> _Written request_:
In the entries below, find every line with "vehicle" and copy it.

____ Exercise materials

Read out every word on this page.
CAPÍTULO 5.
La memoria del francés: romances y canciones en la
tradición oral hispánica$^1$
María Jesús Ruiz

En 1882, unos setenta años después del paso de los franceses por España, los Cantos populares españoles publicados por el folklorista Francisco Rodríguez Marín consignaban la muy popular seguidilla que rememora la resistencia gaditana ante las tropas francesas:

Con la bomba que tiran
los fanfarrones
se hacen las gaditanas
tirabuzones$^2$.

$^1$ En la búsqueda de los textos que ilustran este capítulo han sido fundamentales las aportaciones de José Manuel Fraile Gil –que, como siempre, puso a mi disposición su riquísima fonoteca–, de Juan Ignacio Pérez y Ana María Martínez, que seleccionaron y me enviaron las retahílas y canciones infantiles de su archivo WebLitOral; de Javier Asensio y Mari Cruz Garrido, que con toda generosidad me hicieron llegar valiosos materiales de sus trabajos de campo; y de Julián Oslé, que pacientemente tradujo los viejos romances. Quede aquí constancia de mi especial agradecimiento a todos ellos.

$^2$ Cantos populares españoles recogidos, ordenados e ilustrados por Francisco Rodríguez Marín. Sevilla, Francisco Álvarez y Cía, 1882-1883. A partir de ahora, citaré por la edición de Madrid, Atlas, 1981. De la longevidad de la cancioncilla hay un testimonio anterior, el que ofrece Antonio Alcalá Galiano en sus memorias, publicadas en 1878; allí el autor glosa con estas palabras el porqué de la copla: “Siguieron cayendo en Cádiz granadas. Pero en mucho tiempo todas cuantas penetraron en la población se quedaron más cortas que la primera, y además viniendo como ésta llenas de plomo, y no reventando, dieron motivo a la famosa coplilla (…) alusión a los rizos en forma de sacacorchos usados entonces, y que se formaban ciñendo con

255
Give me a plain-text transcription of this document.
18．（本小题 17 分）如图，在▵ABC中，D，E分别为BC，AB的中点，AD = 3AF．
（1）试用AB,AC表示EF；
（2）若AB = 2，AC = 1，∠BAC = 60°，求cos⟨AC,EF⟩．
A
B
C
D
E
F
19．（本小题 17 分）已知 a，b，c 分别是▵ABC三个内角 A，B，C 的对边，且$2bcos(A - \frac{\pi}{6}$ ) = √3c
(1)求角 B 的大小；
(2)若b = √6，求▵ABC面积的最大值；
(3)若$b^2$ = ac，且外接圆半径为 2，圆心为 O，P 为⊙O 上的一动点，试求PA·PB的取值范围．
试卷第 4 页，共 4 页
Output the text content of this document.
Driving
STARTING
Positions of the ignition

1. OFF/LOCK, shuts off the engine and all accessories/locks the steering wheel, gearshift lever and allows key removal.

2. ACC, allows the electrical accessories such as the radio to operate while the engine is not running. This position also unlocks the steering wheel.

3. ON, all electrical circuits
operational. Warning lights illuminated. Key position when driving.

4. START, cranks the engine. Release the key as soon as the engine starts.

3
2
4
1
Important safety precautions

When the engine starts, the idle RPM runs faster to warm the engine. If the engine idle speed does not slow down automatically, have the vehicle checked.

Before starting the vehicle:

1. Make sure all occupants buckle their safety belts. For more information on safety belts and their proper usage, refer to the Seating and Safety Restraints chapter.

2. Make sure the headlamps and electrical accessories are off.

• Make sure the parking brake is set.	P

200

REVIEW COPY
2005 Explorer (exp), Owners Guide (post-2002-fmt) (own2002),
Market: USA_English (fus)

________

> _Exercise solution_:
When the engine starts, the idle RPM runs faster to warm the engine. If the engine idle speed does not slow down automatically, have the vehicle checked.
Before starting the vehicle:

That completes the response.